# Description of the task:
Retype all the records with nothing changed.

# Records about charts and figures:

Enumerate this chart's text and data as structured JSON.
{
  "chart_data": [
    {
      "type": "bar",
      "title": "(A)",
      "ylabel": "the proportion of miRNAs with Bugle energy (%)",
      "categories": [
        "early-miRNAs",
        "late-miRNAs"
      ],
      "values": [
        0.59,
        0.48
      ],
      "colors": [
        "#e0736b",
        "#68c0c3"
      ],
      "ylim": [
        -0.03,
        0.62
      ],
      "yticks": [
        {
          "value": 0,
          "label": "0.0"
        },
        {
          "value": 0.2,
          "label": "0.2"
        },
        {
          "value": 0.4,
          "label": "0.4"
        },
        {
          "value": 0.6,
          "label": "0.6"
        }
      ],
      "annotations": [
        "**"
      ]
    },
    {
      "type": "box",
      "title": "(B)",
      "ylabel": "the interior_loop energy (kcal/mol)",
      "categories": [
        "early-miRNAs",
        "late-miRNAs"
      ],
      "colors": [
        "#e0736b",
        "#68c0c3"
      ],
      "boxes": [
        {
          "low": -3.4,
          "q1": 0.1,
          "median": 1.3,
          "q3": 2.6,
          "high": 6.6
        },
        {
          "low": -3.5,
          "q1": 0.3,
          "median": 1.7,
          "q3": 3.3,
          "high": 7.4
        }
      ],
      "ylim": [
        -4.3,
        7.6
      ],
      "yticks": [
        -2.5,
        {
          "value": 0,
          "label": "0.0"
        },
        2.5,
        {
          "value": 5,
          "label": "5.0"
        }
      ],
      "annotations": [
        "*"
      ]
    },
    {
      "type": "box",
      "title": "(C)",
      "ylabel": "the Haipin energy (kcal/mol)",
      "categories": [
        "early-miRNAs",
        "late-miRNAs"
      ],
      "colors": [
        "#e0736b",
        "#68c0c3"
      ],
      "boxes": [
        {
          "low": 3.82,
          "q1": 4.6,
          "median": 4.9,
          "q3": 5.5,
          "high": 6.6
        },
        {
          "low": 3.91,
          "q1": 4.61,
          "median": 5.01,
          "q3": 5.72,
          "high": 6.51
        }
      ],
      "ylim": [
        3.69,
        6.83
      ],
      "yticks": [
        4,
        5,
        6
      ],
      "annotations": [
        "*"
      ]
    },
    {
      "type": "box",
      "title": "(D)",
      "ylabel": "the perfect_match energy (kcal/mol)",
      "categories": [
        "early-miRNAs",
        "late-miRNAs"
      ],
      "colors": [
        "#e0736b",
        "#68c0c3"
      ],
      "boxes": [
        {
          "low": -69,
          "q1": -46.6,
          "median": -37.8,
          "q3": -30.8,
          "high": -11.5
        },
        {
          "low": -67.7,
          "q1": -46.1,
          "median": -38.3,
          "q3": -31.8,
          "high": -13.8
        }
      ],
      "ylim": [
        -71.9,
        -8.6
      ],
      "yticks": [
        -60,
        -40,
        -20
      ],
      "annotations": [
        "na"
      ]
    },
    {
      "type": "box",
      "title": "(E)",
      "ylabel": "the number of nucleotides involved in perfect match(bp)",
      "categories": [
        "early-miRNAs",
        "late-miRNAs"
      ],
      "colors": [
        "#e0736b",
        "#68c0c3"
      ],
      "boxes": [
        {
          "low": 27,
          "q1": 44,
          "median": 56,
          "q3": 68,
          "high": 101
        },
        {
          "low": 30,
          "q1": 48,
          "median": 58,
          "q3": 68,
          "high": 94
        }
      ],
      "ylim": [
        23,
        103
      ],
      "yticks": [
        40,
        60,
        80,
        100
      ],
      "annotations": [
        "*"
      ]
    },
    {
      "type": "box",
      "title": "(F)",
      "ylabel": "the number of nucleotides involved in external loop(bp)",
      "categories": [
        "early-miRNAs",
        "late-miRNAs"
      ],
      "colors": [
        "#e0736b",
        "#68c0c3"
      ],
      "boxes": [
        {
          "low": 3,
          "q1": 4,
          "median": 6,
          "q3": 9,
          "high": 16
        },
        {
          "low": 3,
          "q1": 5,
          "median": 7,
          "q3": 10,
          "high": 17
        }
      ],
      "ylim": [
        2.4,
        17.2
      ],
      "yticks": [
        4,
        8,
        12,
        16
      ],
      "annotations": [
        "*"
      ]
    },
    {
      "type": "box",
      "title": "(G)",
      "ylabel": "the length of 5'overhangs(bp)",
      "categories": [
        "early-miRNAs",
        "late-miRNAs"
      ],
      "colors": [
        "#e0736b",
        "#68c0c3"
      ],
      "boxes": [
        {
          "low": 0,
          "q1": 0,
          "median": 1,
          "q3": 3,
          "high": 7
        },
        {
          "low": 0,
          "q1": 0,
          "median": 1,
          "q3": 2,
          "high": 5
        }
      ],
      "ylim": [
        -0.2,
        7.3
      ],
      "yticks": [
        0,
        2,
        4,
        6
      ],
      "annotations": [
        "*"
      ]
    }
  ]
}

# Solution to the exercise:
Enumerate this chart's text and data as structured JSON.
{
  "chart_data": [
    {
      "type": "bar",
      "title": "(A)",
      "ylabel": "the proportion of miRNAs with Bugle energy (%)",
      "categories": [
        "early-miRNAs",
        "late-miRNAs"
      ],
      "values": [
        0.59,
        0.48
      ],
      "colors": [
        "#e0736b",
        "#68c0c3"
      ],
      "ylim": [
        -0.03,
        0.62
      ],
      "yticks": [
        {
          "value": 0,
          "label": "0.0"
        },
        {
          "value": 0.2,
          "label": "0.2"
        },
        {
          "value": 0.4,
          "label": "0.4"
        },
        {
          "value": 0.6,
          "label": "0.6"
        }
      ],
      "annotations": [
        "**"
      ]
    },
    {
      "type": "box",
      "title": "(B)",
      "ylabel": "the interior_loop energy (kcal/mol)",
      "categories": [
        "early-miRNAs",
        "late-miRNAs"
      ],
      "colors": [
        "#e0736b",
        "#68c0c3"
      ],
      "boxes": [
        {
          "low": -3.4,
          "q1": 0.1,
          "median": 1.3,
          "q3": 2.6,
          "high": 6.6
        },
        {
          "low": -3.5,
          "q1": 0.3,
          "median": 1.7,
          "q3": 3.3,
          "high": 7.4
        }
      ],
      "ylim": [
        -4.3,
        7.6
      ],
      "yticks": [
        -2.5,
        {
          "value": 0,
          "label": "0.0"
        },
        2.5,
        {
          "value": 5,
          "label": "5.0"
        }
      ],
      "annotations": [
        "*"
      ]
    },
    {
      "type": "box",
      "title": "(C)",
      "ylabel": "the Haipin energy (kcal/mol)",
      "categories": [
        "early-miRNAs",
        "late-miRNAs"
      ],
      "colors": [
        "#e0736b",
        "#68c0c3"
      ],
      "boxes": [
        {
          "low": 3.82,
          "q1": 4.6,
          "median": 4.9,
          "q3": 5.5,
          "high": 6.6
        },
        {
          "low": 3.91,
          "q1": 4.61,
          "median": 5.01,
          "q3": 5.72,
          "high": 6.51
        }
      ],
      "ylim": [
        3.69,
        6.83
      ],
      "yticks": [
        4,
        5,
        6
      ],
      "annotations": [
        "*"
      ]
    },
    {
      "type": "box",
      "title": "(D)",
      "ylabel": "the perfect_match energy (kcal/mol)",
      "categories": [
        "early-miRNAs",
        "late-miRNAs"
      ],
      "colors": [
        "#e0736b",
        "#68c0c3"
      ],
      "boxes": [
        {
          "low": -69,
          "q1": -46.6,
          "median": -37.8,
          "q3": -30.8,
          "high": -11.5
        },
        {
          "low": -67.7,
          "q1": -46.1,
          "median": -38.3,
          "q3": -31.8,
          "high": -13.8
        }
      ],
      "ylim": [
        -71.9,
        -8.6
      ],
      "yticks": [
        -60,
        -40,
        -20
      ],
      "annotations": [
        "na"
      ]
    },
    {
      "type": "box",
      "title": "(E)",
      "ylabel": "the number of nucleotides involved in perfect match(bp)",
      "categories": [
        "early-miRNAs",
        "late-miRNAs"
      ],
      "colors": [
        "#e0736b",
        "#68c0c3"
      ],
      "boxes": [
        {
          "low": 27,
          "q1": 44,
          "median": 56,
          "q3": 68,
          "high": 101
        },
        {
          "low": 30,
          "q1": 48,
          "median": 58,
          "q3": 68,
          "high": 94
        }
      ],
      "ylim": [
        23,
        103
      ],
      "yticks": [
        40,
        60,
        80,
        100
      ],
      "annotations": [
        "*"
      ]
    },
    {
      "type": "box",
      "title": "(F)",
      "ylabel": "the number of nucleotides involved in external loop(bp)",
      "categories": [
        "early-miRNAs",
        "late-miRNAs"
      ],
      "colors": [
        "#e0736b",
        "#68c0c3"
      ],
      "boxes": [
        {
          "low": 3,
          "q1": 4,
          "median": 6,
          "q3": 9,
          "high": 16
        },
        {
          "low": 3,
          "q1": 5,
          "median": 7,
          "q3": 10,
          "high": 17
        }
      ],
      "ylim": [
        2.4,
        17.2
      ],
      "yticks": [
        4,
        8,
        12,
        16
      ],
      "annotations": [
        "*"
      ]
    },
    {
      "type": "box",
      "title": "(G)",
      "ylabel": "the length of 5'overhangs(bp)",
      "categories": [
        "early-miRNAs",
        "late-miRNAs"
      ],
      "colors": [
        "#e0736b",
        "#68c0c3"
      ],
      "boxes": [
        {
          "low": 0,
          "q1": 0,
          "median": 1,
          "q3": 3,
          "high": 7
        },
        {
          "low": 0,
          "q1": 0,
          "median": 1,
          "q3": 2,
          "high": 5
        }
      ],
      "ylim": [
        -0.2,
        7.3
      ],
      "yticks": [
        0,
        2,
        4,
        6
      ],
      "annotations": [
        "*"
      ]
    }
  ]
}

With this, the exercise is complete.